Task details: Take the entries below and print all of them exactly, please.

=-=-=-=-=

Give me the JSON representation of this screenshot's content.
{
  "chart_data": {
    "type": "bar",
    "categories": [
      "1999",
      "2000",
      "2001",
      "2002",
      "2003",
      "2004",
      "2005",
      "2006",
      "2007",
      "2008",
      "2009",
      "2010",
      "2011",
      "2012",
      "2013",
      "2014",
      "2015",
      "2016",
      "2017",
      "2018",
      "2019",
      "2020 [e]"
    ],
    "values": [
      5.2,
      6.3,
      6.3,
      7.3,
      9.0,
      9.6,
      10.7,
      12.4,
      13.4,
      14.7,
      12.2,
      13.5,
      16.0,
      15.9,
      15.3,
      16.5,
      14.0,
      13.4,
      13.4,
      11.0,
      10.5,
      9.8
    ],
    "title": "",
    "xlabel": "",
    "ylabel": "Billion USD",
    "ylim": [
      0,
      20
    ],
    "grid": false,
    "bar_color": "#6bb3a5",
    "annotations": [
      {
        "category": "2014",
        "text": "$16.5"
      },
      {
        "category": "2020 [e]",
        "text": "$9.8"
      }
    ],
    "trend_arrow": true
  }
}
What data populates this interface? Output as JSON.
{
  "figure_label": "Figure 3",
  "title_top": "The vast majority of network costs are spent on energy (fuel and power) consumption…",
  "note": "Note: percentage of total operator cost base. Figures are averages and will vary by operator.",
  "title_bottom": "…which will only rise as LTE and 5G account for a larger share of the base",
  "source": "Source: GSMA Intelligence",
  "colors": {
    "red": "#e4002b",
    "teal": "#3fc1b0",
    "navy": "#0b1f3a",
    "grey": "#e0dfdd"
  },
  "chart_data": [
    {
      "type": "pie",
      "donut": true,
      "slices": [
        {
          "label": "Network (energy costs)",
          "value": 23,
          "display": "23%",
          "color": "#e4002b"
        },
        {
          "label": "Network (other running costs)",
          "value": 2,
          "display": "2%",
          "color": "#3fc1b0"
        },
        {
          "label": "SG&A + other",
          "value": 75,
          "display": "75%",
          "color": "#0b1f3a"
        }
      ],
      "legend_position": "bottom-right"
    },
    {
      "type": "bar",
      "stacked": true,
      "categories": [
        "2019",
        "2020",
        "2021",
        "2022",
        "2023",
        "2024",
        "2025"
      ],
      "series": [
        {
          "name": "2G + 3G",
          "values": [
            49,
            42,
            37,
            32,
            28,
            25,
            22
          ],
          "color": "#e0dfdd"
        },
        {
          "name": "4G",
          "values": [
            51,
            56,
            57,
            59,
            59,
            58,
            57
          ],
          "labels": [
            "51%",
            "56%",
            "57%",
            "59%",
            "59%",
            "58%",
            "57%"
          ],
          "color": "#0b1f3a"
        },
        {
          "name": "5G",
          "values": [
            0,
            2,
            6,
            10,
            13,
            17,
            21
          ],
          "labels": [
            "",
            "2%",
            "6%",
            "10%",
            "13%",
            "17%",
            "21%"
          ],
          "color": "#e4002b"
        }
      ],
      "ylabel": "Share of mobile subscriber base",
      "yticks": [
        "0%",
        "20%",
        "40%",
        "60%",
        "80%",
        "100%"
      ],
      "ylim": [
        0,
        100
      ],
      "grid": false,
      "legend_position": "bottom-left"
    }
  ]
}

=-=-=-=-=

Response to the exercise:
Give me the JSON representation of this screenshot's content.
{
  "chart_data": {
    "type": "bar",
    "categories": [
      "1999",
      "2000",
      "2001",
      "2002",
      "2003",
      "2004",
      "2005",
      "2006",
      "2007",
      "2008",
      "2009",
      "2010",
      "2011",
      "2012",
      "2013",
      "2014",
      "2015",
      "2016",
      "2017",
      "2018",
      "2019",
      "2020 [e]"
    ],
    "values": [
      5.2,
      6.3,
      6.3,
      7.3,
      9.0,
      9.6,
      10.7,
      12.4,
      13.4,
      14.7,
      12.2,
      13.5,
      16.0,
      15.9,
      15.3,
      16.5,
      14.0,
      13.4,
      13.4,
      11.0,
      10.5,
      9.8
    ],
    "title": "",
    "xlabel": "",
    "ylabel": "Billion USD",
    "ylim": [
      0,
      20
    ],
    "grid": false,
    "bar_color": "#6bb3a5",
    "annotations": [
      {
        "category": "2014",
        "text": "$16.5"
      },
      {
        "category": "2020 [e]",
        "text": "$9.8"
      }
    ],
    "trend_arrow": true
  }
}
What data populates this interface? Output as JSON.
{
  "figure_label": "Figure 3",
  "title_top": "The vast majority of network costs are spent on energy (fuel and power) consumption…",
  "note": "Note: percentage of total operator cost base. Figures are averages and will vary by operator.",
  "title_bottom": "…which will only rise as LTE and 5G account for a larger share of the base",
  "source": "Source: GSMA Intelligence",
  "colors": {
    "red": "#e4002b",
    "teal": "#3fc1b0",
    "navy": "#0b1f3a",
    "grey": "#e0dfdd"
  },
  "chart_data": [
    {
      "type": "pie",
      "donut": true,
      "slices": [
        {
          "label": "Network (energy costs)",
          "value": 23,
          "display": "23%",
          "color": "#e4002b"
        },
        {
          "label": "Network (other running costs)",
          "value": 2,
          "display": "2%",
          "color": "#3fc1b0"
        },
        {
          "label": "SG&A + other",
          "value": 75,
          "display": "75%",
          "color": "#0b1f3a"
        }
      ],
      "legend_position": "bottom-right"
    },
    {
      "type": "bar",
      "stacked": true,
      "categories": [
        "2019",
        "2020",
        "2021",
        "2022",
        "2023",
        "2024",
        "2025"
      ],
      "series": [
        {
          "name": "2G + 3G",
          "values": [
            49,
            42,
            37,
            32,
            28,
            25,
            22
          ],
          "color": "#e0dfdd"
        },
        {
          "name": "4G",
          "values": [
            51,
            56,
            57,
            59,
            59,
            58,
            57
          ],
          "labels": [
            "51%",
            "56%",
            "57%",
            "59%",
            "59%",
            "58%",
            "57%"
          ],
          "color": "#0b1f3a"
        },
        {
          "name": "5G",
          "values": [
            0,
            2,
            6,
            10,
            13,
            17,
            21
          ],
          "labels": [
            "",
            "2%",
            "6%",
            "10%",
            "13%",
            "17%",
            "21%"
          ],
          "color": "#e4002b"
        }
      ],
      "ylabel": "Share of mobile subscriber base",
      "yticks": [
        "0%",
        "20%",
        "40%",
        "60%",
        "80%",
        "100%"
      ],
      "ylim": [
        0,
        100
      ],
      "grid": false,
      "legend_position": "bottom-left"
    }
  ]
}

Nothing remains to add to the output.